**PROBLEM STATEMENT**
Each record below should appear again exactly as written.

─── DATA SECTION ───

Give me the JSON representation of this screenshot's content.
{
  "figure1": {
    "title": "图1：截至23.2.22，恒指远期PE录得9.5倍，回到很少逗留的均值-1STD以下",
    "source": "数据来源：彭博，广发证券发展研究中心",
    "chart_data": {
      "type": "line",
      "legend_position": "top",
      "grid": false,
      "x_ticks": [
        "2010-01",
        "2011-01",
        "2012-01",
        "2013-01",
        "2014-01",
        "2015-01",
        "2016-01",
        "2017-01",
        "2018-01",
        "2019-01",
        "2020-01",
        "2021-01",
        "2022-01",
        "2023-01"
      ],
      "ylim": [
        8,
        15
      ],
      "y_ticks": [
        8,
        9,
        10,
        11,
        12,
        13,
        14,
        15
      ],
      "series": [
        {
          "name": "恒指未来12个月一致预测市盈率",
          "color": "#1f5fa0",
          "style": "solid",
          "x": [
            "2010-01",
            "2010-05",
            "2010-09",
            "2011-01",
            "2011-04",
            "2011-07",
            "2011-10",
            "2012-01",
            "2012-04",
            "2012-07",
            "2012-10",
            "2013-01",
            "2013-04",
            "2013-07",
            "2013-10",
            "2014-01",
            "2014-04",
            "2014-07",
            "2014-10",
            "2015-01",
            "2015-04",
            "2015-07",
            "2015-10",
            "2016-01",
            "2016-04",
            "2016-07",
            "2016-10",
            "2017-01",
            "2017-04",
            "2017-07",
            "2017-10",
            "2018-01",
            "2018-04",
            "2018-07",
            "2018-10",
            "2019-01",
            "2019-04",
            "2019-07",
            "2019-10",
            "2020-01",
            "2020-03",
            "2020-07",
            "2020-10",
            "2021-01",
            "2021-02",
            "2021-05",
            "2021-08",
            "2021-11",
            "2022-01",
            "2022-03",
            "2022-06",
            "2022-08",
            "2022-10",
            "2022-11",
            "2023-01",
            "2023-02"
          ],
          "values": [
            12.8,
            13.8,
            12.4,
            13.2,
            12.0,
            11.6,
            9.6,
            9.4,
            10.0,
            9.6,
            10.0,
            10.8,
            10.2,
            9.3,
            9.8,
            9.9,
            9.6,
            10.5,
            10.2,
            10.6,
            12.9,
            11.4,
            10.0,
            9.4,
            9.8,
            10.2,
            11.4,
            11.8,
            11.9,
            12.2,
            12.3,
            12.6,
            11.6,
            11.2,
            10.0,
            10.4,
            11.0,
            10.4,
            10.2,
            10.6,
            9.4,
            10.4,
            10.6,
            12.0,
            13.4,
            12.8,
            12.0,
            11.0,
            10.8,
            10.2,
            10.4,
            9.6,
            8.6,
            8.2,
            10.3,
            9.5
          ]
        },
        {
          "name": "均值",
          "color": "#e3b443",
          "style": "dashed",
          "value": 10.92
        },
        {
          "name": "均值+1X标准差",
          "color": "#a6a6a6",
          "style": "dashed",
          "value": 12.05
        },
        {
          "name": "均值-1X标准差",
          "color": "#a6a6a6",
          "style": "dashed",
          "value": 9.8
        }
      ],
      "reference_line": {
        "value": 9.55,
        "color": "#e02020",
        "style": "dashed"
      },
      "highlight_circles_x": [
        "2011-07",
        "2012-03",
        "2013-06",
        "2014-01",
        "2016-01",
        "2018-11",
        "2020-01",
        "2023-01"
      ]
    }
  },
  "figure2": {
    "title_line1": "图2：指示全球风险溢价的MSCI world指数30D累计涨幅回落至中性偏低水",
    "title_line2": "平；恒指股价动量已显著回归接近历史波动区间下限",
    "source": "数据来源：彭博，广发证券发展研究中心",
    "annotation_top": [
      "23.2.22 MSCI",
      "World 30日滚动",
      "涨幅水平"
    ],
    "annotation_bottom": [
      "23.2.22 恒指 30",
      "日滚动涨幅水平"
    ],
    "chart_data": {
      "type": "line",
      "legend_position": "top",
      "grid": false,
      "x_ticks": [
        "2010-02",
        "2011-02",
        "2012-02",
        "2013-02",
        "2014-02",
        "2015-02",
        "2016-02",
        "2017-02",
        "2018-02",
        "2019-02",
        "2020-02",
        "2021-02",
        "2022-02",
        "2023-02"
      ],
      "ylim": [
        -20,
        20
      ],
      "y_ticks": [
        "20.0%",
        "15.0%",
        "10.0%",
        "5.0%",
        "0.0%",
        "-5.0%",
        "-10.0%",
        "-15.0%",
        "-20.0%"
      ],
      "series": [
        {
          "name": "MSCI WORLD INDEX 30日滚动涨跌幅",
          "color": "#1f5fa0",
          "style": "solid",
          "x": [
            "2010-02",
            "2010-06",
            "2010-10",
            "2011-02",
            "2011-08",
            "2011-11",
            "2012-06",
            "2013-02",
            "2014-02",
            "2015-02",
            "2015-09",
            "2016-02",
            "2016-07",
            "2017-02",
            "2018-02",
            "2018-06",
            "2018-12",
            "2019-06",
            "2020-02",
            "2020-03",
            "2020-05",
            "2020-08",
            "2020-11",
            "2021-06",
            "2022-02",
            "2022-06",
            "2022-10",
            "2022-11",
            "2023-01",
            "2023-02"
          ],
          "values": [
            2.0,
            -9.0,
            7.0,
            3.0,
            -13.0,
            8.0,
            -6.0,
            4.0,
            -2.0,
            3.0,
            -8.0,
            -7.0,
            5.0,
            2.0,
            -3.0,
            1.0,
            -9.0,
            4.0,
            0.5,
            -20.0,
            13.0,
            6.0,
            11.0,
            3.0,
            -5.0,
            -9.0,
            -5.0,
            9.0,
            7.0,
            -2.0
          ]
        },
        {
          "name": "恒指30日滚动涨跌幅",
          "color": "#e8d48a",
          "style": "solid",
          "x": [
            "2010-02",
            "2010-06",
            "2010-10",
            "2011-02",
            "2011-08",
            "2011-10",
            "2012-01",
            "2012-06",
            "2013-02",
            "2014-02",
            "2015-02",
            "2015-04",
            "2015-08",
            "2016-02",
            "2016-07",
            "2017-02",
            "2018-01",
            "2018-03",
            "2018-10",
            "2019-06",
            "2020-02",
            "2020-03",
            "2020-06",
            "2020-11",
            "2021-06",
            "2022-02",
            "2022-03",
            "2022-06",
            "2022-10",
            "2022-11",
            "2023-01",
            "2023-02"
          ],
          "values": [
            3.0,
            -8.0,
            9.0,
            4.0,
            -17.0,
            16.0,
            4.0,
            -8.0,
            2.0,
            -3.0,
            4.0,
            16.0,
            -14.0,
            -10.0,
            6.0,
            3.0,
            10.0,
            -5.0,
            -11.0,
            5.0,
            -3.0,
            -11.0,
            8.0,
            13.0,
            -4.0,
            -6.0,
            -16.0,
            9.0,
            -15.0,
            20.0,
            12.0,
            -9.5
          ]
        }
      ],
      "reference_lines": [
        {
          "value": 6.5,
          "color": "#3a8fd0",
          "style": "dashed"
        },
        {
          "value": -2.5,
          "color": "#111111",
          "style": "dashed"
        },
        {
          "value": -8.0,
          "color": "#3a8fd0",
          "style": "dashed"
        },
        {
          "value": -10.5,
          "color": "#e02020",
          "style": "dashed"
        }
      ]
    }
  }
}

───

**PROBLEM SOLUTION**
Give me the JSON representation of this screenshot's content.
{
  "figure1": {
    "title": "图1：截至23.2.22，恒指远期PE录得9.5倍，回到很少逗留的均值-1STD以下",
    "source": "数据来源：彭博，广发证券发展研究中心",
    "chart_data": {
      "type": "line",
      "legend_position": "top",
      "grid": false,
      "x_ticks": [
        "2010-01",
        "2011-01",
        "2012-01",
        "2013-01",
        "2014-01",
        "2015-01",
        "2016-01",
        "2017-01",
        "2018-01",
        "2019-01",
        "2020-01",
        "2021-01",
        "2022-01",
        "2023-01"
      ],
      "ylim": [
        8,
        15
      ],
      "y_ticks": [
        8,
        9,
        10,
        11,
        12,
        13,
        14,
        15
      ],
      "series": [
        {
          "name": "恒指未来12个月一致预测市盈率",
          "color": "#1f5fa0",
          "style": "solid",
          "x": [
            "2010-01",
            "2010-05",
            "2010-09",
            "2011-01",
            "2011-04",
            "2011-07",
            "2011-10",
            "2012-01",
            "2012-04",
            "2012-07",
            "2012-10",
            "2013-01",
            "2013-04",
            "2013-07",
            "2013-10",
            "2014-01",
            "2014-04",
            "2014-07",
            "2014-10",
            "2015-01",
            "2015-04",
            "2015-07",
            "2015-10",
            "2016-01",
            "2016-04",
            "2016-07",
            "2016-10",
            "2017-01",
            "2017-04",
            "2017-07",
            "2017-10",
            "2018-01",
            "2018-04",
            "2018-07",
            "2018-10",
            "2019-01",
            "2019-04",
            "2019-07",
            "2019-10",
            "2020-01",
            "2020-03",
            "2020-07",
            "2020-10",
            "2021-01",
            "2021-02",
            "2021-05",
            "2021-08",
            "2021-11",
            "2022-01",
            "2022-03",
            "2022-06",
            "2022-08",
            "2022-10",
            "2022-11",
            "2023-01",
            "2023-02"
          ],
          "values": [
            12.8,
            13.8,
            12.4,
            13.2,
            12.0,
            11.6,
            9.6,
            9.4,
            10.0,
            9.6,
            10.0,
            10.8,
            10.2,
            9.3,
            9.8,
            9.9,
            9.6,
            10.5,
            10.2,
            10.6,
            12.9,
            11.4,
            10.0,
            9.4,
            9.8,
            10.2,
            11.4,
            11.8,
            11.9,
            12.2,
            12.3,
            12.6,
            11.6,
            11.2,
            10.0,
            10.4,
            11.0,
            10.4,
            10.2,
            10.6,
            9.4,
            10.4,
            10.6,
            12.0,
            13.4,
            12.8,
            12.0,
            11.0,
            10.8,
            10.2,
            10.4,
            9.6,
            8.6,
            8.2,
            10.3,
            9.5
          ]
        },
        {
          "name": "均值",
          "color": "#e3b443",
          "style": "dashed",
          "value": 10.92
        },
        {
          "name": "均值+1X标准差",
          "color": "#a6a6a6",
          "style": "dashed",
          "value": 12.05
        },
        {
          "name": "均值-1X标准差",
          "color": "#a6a6a6",
          "style": "dashed",
          "value": 9.8
        }
      ],
      "reference_line": {
        "value": 9.55,
        "color": "#e02020",
        "style": "dashed"
      },
      "highlight_circles_x": [
        "2011-07",
        "2012-03",
        "2013-06",
        "2014-01",
        "2016-01",
        "2018-11",
        "2020-01",
        "2023-01"
      ]
    }
  },
  "figure2": {
    "title_line1": "图2：指示全球风险溢价的MSCI world指数30D累计涨幅回落至中性偏低水",
    "title_line2": "平；恒指股价动量已显著回归接近历史波动区间下限",
    "source": "数据来源：彭博，广发证券发展研究中心",
    "annotation_top": [
      "23.2.22 MSCI",
      "World 30日滚动",
      "涨幅水平"
    ],
    "annotation_bottom": [
      "23.2.22 恒指 30",
      "日滚动涨幅水平"
    ],
    "chart_data": {
      "type": "line",
      "legend_position": "top",
      "grid": false,
      "x_ticks": [
        "2010-02",
        "2011-02",
        "2012-02",
        "2013-02",
        "2014-02",
        "2015-02",
        "2016-02",
        "2017-02",
        "2018-02",
        "2019-02",
        "2020-02",
        "2021-02",
        "2022-02",
        "2023-02"
      ],
      "ylim": [
        -20,
        20
      ],
      "y_ticks": [
        "20.0%",
        "15.0%",
        "10.0%",
        "5.0%",
        "0.0%",
        "-5.0%",
        "-10.0%",
        "-15.0%",
        "-20.0%"
      ],
      "series": [
        {
          "name": "MSCI WORLD INDEX 30日滚动涨跌幅",
          "color": "#1f5fa0",
          "style": "solid",
          "x": [
            "2010-02",
            "2010-06",
            "2010-10",
            "2011-02",
            "2011-08",
            "2011-11",
            "2012-06",
            "2013-02",
            "2014-02",
            "2015-02",
            "2015-09",
            "2016-02",
            "2016-07",
            "2017-02",
            "2018-02",
            "2018-06",
            "2018-12",
            "2019-06",
            "2020-02",
            "2020-03",
            "2020-05",
            "2020-08",
            "2020-11",
            "2021-06",
            "2022-02",
            "2022-06",
            "2022-10",
            "2022-11",
            "2023-01",
            "2023-02"
          ],
          "values": [
            2.0,
            -9.0,
            7.0,
            3.0,
            -13.0,
            8.0,
            -6.0,
            4.0,
            -2.0,
            3.0,
            -8.0,
            -7.0,
            5.0,
            2.0,
            -3.0,
            1.0,
            -9.0,
            4.0,
            0.5,
            -20.0,
            13.0,
            6.0,
            11.0,
            3.0,
            -5.0,
            -9.0,
            -5.0,
            9.0,
            7.0,
            -2.0
          ]
        },
        {
          "name": "恒指30日滚动涨跌幅",
          "color": "#e8d48a",
          "style": "solid",
          "x": [
            "2010-02",
            "2010-06",
            "2010-10",
            "2011-02",
            "2011-08",
            "2011-10",
            "2012-01",
            "2012-06",
            "2013-02",
            "2014-02",
            "2015-02",
            "2015-04",
            "2015-08",
            "2016-02",
            "2016-07",
            "2017-02",
            "2018-01",
            "2018-03",
            "2018-10",
            "2019-06",
            "2020-02",
            "2020-03",
            "2020-06",
            "2020-11",
            "2021-06",
            "2022-02",
            "2022-03",
            "2022-06",
            "2022-10",
            "2022-11",
            "2023-01",
            "2023-02"
          ],
          "values": [
            3.0,
            -8.0,
            9.0,
            4.0,
            -17.0,
            16.0,
            4.0,
            -8.0,
            2.0,
            -3.0,
            4.0,
            16.0,
            -14.0,
            -10.0,
            6.0,
            3.0,
            10.0,
            -5.0,
            -11.0,
            5.0,
            -3.0,
            -11.0,
            8.0,
            13.0,
            -4.0,
            -6.0,
            -16.0,
            9.0,
            -15.0,
            20.0,
            12.0,
            -9.5
          ]
        }
      ],
      "reference_lines": [
        {
          "value": 6.5,
          "color": "#3a8fd0",
          "style": "dashed"
        },
        {
          "value": -2.5,
          "color": "#111111",
          "style": "dashed"
        },
        {
          "value": -8.0,
          "color": "#3a8fd0",
          "style": "dashed"
        },
        {
          "value": -10.5,
          "color": "#e02020",
          "style": "dashed"
        }
      ]
    }
  }
}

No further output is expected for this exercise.